EXTRACTED DATA:
====

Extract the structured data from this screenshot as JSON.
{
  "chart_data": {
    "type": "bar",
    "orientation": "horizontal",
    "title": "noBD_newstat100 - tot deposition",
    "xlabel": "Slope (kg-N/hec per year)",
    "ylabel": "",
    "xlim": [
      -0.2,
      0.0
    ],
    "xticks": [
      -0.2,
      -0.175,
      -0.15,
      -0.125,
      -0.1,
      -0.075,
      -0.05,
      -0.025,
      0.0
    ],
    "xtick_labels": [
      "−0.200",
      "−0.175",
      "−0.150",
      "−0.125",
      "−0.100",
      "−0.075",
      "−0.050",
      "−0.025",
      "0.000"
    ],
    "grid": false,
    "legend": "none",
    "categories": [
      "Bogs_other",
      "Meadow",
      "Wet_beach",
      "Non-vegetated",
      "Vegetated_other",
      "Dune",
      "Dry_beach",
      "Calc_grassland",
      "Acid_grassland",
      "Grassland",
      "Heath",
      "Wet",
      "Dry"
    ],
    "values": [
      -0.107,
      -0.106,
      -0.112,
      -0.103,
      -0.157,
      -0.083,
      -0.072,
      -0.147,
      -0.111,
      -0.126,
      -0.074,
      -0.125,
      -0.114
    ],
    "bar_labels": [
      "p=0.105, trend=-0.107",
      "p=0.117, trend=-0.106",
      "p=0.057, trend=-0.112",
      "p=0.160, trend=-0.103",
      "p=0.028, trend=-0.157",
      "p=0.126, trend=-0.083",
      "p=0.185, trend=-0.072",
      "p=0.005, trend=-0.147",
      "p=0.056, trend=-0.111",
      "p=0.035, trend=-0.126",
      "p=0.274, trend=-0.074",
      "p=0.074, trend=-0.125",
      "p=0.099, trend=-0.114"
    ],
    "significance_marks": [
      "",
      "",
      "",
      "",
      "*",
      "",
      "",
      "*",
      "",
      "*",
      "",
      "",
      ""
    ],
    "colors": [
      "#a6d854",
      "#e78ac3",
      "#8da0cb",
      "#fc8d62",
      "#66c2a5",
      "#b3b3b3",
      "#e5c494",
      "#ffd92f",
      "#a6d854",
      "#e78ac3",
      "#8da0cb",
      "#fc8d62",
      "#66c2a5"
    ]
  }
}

====

WORK TO BE COMPLETED: Return the whole listing exactly, with every line included.

ANSWER FOR THE TASK:
Extract the structured data from this screenshot as JSON.
{
  "chart_data": {
    "type": "bar",
    "orientation": "horizontal",
    "title": "noBD_newstat100 - tot deposition",
    "xlabel": "Slope (kg-N/hec per year)",
    "ylabel": "",
    "xlim": [
      -0.2,
      0.0
    ],
    "xticks": [
      -0.2,
      -0.175,
      -0.15,
      -0.125,
      -0.1,
      -0.075,
      -0.05,
      -0.025,
      0.0
    ],
    "xtick_labels": [
      "−0.200",
      "−0.175",
      "−0.150",
      "−0.125",
      "−0.100",
      "−0.075",
      "−0.050",
      "−0.025",
      "0.000"
    ],
    "grid": false,
    "legend": "none",
    "categories": [
      "Bogs_other",
      "Meadow",
      "Wet_beach",
      "Non-vegetated",
      "Vegetated_other",
      "Dune",
      "Dry_beach",
      "Calc_grassland",
      "Acid_grassland",
      "Grassland",
      "Heath",
      "Wet",
      "Dry"
    ],
    "values": [
      -0.107,
      -0.106,
      -0.112,
      -0.103,
      -0.157,
      -0.083,
      -0.072,
      -0.147,
      -0.111,
      -0.126,
      -0.074,
      -0.125,
      -0.114
    ],
    "bar_labels": [
      "p=0.105, trend=-0.107",
      "p=0.117, trend=-0.106",
      "p=0.057, trend=-0.112",
      "p=0.160, trend=-0.103",
      "p=0.028, trend=-0.157",
      "p=0.126, trend=-0.083",
      "p=0.185, trend=-0.072",
      "p=0.005, trend=-0.147",
      "p=0.056, trend=-0.111",
      "p=0.035, trend=-0.126",
      "p=0.274, trend=-0.074",
      "p=0.074, trend=-0.125",
      "p=0.099, trend=-0.114"
    ],
    "significance_marks": [
      "",
      "",
      "",
      "",
      "*",
      "",
      "",
      "*",
      "",
      "*",
      "",
      "",
      ""
    ],
    "colors": [
      "#a6d854",
      "#e78ac3",
      "#8da0cb",
      "#fc8d62",
      "#66c2a5",
      "#b3b3b3",
      "#e5c494",
      "#ffd92f",
      "#a6d854",
      "#e78ac3",
      "#8da0cb",
      "#fc8d62",
      "#66c2a5"
    ]
  }
}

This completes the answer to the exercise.